--- Begin Records for this exercise ---
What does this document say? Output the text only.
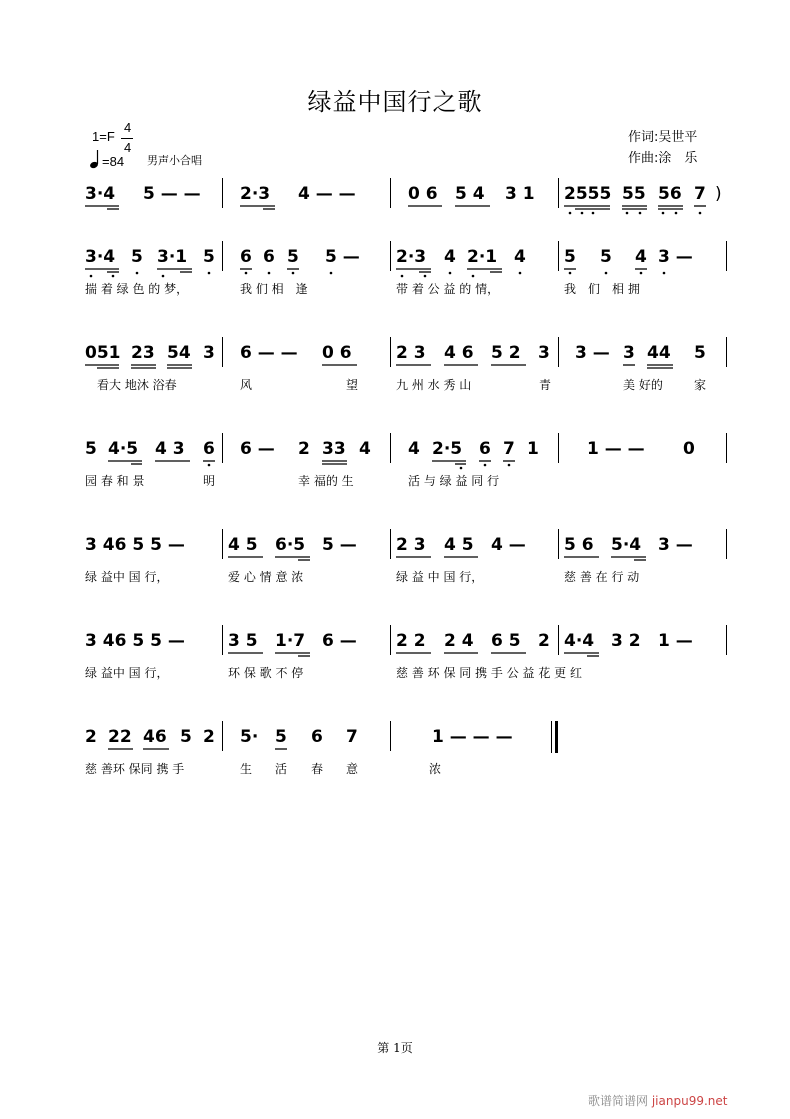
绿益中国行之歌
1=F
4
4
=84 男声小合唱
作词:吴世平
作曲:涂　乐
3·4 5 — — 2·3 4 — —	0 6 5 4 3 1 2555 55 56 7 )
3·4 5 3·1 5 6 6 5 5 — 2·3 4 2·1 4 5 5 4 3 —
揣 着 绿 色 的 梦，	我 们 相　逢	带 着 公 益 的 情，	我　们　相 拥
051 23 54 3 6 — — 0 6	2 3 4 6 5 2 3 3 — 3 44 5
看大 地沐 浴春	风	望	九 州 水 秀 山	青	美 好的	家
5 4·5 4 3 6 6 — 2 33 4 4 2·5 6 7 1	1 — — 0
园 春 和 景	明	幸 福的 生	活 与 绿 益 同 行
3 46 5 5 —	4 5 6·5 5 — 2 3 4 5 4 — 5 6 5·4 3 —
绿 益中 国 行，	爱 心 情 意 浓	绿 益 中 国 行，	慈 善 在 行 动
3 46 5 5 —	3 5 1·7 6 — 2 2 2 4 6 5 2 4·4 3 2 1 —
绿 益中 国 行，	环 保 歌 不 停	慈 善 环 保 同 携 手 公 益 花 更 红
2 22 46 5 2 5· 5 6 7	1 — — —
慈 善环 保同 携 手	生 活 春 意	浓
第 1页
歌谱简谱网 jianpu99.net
--- End Records for this exercise ---
Can you retype every record above exactly, leaving out the pictures?

What does this document say? Output the text only.
绿益中国行之歌
1=F
4
4
=84 男声小合唱
作词:吴世平
作曲:涂　乐
3·4 5 — — 2·3 4 — —	0 6 5 4 3 1 2555 55 56 7 )
3·4 5 3·1 5 6 6 5 5 — 2·3 4 2·1 4 5 5 4 3 —
揣 着 绿 色 的 梦，	我 们 相　逢	带 着 公 益 的 情，	我　们　相 拥
051 23 54 3 6 — — 0 6	2 3 4 6 5 2 3 3 — 3 44 5
看大 地沐 浴春	风	望	九 州 水 秀 山	青	美 好的	家
5 4·5 4 3 6 6 — 2 33 4 4 2·5 6 7 1	1 — — 0
园 春 和 景	明	幸 福的 生	活 与 绿 益 同 行
3 46 5 5 —	4 5 6·5 5 — 2 3 4 5 4 — 5 6 5·4 3 —
绿 益中 国 行，	爱 心 情 意 浓	绿 益 中 国 行，	慈 善 在 行 动
3 46 5 5 —	3 5 1·7 6 — 2 2 2 4 6 5 2 4·4 3 2 1 —
绿 益中 国 行，	环 保 歌 不 停	慈 善 环 保 同 携 手 公 益 花 更 红
2 22 46 5 2 5· 5 6 7	1 — — —
慈 善环 保同 携 手	生 活 春 意	浓
第 1页
歌谱简谱网 jianpu99.net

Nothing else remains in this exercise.